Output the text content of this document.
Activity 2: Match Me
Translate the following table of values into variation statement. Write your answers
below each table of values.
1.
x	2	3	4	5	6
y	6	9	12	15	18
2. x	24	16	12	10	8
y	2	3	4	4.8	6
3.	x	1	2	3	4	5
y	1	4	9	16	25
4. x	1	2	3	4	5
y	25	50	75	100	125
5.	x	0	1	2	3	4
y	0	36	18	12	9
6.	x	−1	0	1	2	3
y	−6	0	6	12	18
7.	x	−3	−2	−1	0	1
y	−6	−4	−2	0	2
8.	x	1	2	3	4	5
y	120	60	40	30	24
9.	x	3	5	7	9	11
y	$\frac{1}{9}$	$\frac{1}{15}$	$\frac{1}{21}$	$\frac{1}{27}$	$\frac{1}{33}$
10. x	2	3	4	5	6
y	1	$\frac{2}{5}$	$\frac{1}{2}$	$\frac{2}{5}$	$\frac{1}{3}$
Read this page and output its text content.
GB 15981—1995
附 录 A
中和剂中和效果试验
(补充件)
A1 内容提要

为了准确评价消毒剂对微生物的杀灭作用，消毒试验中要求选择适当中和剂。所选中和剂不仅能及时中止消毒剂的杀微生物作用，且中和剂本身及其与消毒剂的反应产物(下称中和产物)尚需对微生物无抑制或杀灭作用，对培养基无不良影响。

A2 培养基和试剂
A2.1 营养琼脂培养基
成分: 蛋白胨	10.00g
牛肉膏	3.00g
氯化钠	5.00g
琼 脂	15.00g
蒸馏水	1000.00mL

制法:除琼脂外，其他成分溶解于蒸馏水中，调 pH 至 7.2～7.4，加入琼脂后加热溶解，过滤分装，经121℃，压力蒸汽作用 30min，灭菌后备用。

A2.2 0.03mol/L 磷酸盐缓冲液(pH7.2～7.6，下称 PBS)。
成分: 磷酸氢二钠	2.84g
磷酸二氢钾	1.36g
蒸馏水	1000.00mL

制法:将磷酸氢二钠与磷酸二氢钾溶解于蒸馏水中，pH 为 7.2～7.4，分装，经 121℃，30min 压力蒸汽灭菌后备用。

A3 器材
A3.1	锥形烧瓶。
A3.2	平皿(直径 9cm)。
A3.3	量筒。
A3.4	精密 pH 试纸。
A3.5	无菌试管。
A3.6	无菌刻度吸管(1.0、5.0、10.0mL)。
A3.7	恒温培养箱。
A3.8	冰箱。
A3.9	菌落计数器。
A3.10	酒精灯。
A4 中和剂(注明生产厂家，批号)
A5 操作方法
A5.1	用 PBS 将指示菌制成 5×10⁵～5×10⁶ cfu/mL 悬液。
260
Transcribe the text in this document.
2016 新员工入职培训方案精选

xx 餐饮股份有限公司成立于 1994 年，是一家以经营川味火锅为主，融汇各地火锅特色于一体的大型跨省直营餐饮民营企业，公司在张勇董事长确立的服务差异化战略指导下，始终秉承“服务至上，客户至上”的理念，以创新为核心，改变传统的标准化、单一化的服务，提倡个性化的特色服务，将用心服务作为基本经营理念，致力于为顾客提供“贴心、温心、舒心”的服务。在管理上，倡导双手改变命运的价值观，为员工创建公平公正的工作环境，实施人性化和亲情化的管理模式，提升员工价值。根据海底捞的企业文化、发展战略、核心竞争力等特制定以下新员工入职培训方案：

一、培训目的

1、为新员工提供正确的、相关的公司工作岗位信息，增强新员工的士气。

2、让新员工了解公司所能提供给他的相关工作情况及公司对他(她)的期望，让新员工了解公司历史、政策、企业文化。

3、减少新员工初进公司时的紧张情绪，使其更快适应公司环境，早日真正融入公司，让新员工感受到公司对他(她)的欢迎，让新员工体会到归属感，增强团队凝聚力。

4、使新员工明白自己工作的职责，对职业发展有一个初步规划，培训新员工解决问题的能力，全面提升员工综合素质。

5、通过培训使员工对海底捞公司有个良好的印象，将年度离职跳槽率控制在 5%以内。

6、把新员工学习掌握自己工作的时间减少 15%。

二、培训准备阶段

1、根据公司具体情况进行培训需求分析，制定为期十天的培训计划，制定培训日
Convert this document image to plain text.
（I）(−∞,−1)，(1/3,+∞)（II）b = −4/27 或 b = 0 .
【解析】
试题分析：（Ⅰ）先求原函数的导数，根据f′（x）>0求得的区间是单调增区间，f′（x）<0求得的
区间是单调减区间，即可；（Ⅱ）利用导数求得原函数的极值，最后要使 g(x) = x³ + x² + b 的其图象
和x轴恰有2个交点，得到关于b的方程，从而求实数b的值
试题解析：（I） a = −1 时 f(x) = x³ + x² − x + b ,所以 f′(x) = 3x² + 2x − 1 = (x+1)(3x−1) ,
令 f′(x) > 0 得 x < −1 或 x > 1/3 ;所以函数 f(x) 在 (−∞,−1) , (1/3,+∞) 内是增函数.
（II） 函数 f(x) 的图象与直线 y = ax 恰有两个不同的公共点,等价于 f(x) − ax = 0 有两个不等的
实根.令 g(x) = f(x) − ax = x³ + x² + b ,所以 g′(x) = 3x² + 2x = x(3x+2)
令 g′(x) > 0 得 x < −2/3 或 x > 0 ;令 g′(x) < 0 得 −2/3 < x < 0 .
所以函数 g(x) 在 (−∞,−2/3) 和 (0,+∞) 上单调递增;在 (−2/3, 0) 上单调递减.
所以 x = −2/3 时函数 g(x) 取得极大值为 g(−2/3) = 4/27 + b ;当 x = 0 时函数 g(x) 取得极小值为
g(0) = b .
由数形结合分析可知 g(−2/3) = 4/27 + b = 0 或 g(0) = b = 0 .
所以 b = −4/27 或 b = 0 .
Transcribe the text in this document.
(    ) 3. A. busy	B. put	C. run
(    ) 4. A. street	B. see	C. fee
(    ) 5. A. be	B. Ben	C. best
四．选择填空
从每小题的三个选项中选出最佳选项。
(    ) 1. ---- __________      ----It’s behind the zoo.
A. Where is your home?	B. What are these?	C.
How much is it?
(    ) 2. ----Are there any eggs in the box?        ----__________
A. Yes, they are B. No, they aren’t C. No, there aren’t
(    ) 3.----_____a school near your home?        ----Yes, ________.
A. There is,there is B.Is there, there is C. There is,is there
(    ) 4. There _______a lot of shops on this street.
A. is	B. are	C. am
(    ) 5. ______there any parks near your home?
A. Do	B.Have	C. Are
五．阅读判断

Short task :: Count how many lines in the data above hold the string "所以函数", and give the number with no other words.

Written solution :: 2